■ **TASK BRIEF**: Nothing but the text of the records should come back; copy it exactly and leave the pictures out.
(RECORDS FOR PROCESSING Opens)
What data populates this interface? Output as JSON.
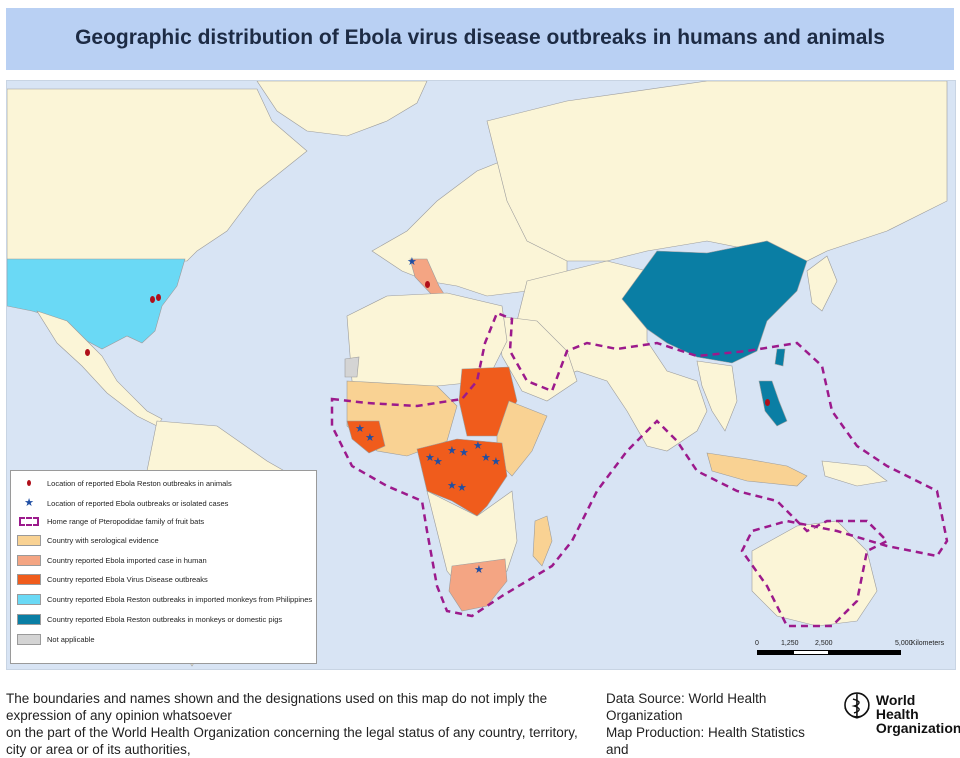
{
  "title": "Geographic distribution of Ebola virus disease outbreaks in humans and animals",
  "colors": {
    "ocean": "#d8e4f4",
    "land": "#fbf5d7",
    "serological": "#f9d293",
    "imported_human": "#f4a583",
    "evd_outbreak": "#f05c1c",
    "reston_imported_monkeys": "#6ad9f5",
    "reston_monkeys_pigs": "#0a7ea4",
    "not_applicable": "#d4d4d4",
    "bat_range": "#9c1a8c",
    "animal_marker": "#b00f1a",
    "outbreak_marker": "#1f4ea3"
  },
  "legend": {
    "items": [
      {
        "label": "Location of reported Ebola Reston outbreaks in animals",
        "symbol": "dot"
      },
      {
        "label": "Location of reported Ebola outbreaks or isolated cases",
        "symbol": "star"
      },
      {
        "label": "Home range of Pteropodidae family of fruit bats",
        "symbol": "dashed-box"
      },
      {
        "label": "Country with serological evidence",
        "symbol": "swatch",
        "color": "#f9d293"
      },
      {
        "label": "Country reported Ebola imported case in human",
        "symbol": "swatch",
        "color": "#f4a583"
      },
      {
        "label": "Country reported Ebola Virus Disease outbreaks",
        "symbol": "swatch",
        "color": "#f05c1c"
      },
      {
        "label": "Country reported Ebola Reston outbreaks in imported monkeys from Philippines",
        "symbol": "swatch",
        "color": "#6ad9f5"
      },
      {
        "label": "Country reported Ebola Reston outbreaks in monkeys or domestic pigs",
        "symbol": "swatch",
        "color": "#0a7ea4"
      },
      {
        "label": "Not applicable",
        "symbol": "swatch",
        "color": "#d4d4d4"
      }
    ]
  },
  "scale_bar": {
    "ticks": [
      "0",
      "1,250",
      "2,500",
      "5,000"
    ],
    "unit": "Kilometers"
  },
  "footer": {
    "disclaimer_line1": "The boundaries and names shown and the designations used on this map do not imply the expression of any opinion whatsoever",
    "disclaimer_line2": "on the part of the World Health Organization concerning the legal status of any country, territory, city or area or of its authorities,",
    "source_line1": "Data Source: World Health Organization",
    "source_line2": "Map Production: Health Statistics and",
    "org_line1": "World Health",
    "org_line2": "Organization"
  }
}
(RECORDS FOR PROCESSING Closes)
■ **WRITTEN RESPONSE**:
What data populates this interface? Output as JSON.
{
  "title": "Geographic distribution of Ebola virus disease outbreaks in humans and animals",
  "colors": {
    "ocean": "#d8e4f4",
    "land": "#fbf5d7",
    "serological": "#f9d293",
    "imported_human": "#f4a583",
    "evd_outbreak": "#f05c1c",
    "reston_imported_monkeys": "#6ad9f5",
    "reston_monkeys_pigs": "#0a7ea4",
    "not_applicable": "#d4d4d4",
    "bat_range": "#9c1a8c",
    "animal_marker": "#b00f1a",
    "outbreak_marker": "#1f4ea3"
  },
  "legend": {
    "items": [
      {
        "label": "Location of reported Ebola Reston outbreaks in animals",
        "symbol": "dot"
      },
      {
        "label": "Location of reported Ebola outbreaks or isolated cases",
        "symbol": "star"
      },
      {
        "label": "Home range of Pteropodidae family of fruit bats",
        "symbol": "dashed-box"
      },
      {
        "label": "Country with serological evidence",
        "symbol": "swatch",
        "color": "#f9d293"
      },
      {
        "label": "Country reported Ebola imported case in human",
        "symbol": "swatch",
        "color": "#f4a583"
      },
      {
        "label": "Country reported Ebola Virus Disease outbreaks",
        "symbol": "swatch",
        "color": "#f05c1c"
      },
      {
        "label": "Country reported Ebola Reston outbreaks in imported monkeys from Philippines",
        "symbol": "swatch",
        "color": "#6ad9f5"
      },
      {
        "label": "Country reported Ebola Reston outbreaks in monkeys or domestic pigs",
        "symbol": "swatch",
        "color": "#0a7ea4"
      },
      {
        "label": "Not applicable",
        "symbol": "swatch",
        "color": "#d4d4d4"
      }
    ]
  },
  "scale_bar": {
    "ticks": [
      "0",
      "1,250",
      "2,500",
      "5,000"
    ],
    "unit": "Kilometers"
  },
  "footer": {
    "disclaimer_line1": "The boundaries and names shown and the designations used on this map do not imply the expression of any opinion whatsoever",
    "disclaimer_line2": "on the part of the World Health Organization concerning the legal status of any country, territory, city or area or of its authorities,",
    "source_line1": "Data Source: World Health Organization",
    "source_line2": "Map Production: Health Statistics and",
    "org_line1": "World Health",
    "org_line2": "Organization"
  }
}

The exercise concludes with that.